Gather, from the data below, each line in which the word "manner" occurs.

# START OF Material provided

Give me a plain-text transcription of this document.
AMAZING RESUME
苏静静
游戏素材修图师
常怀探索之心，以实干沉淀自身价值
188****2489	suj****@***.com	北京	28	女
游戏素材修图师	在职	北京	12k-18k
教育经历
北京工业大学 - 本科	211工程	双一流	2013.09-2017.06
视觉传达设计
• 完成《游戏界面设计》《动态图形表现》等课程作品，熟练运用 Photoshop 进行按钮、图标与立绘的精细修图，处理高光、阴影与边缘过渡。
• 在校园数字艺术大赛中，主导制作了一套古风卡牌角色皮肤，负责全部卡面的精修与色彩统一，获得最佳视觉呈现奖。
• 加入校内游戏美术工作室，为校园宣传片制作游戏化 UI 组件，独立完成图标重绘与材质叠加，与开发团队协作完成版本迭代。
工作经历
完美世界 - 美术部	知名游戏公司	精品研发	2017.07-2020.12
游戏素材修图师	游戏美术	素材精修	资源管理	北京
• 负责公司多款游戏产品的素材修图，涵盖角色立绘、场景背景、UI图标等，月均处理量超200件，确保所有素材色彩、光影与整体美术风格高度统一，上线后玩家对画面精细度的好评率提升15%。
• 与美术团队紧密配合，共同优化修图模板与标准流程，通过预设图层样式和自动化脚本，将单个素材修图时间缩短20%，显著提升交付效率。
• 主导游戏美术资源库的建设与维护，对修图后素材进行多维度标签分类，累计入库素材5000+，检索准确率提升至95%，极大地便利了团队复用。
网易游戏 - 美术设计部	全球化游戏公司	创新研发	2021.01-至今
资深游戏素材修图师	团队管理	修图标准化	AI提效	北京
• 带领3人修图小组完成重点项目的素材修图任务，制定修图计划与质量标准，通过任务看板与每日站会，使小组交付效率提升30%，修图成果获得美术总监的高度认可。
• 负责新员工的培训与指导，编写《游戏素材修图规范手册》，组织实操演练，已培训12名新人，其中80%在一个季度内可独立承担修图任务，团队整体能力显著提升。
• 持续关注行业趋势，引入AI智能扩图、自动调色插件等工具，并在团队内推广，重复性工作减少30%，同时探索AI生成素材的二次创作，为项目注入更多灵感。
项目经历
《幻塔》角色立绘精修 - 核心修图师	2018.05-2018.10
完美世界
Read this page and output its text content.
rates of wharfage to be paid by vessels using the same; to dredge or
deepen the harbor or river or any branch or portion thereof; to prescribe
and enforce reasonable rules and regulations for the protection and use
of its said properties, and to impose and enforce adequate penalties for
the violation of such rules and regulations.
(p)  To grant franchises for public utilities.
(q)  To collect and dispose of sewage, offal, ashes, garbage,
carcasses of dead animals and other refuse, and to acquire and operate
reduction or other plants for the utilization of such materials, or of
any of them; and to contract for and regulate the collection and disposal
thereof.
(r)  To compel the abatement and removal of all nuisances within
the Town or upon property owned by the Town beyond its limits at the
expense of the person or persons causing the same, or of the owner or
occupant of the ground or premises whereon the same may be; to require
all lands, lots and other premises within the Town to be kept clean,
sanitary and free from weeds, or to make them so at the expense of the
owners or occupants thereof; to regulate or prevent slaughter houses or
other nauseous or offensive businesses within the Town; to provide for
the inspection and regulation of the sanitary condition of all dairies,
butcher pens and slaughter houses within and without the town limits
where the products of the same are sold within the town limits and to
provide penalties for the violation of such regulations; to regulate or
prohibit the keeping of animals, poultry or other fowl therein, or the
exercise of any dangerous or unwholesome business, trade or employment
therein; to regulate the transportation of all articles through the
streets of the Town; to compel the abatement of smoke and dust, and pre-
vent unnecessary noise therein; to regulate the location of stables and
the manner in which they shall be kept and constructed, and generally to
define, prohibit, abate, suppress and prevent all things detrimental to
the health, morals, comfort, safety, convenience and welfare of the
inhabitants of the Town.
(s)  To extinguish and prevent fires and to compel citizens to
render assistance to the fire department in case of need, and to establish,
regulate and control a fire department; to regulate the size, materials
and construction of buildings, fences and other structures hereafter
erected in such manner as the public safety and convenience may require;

# END OF Material provided

- Exercise response
the manner in which they shall be kept and constructed, and generally to
erected in such manner as the public safety and convenience may require;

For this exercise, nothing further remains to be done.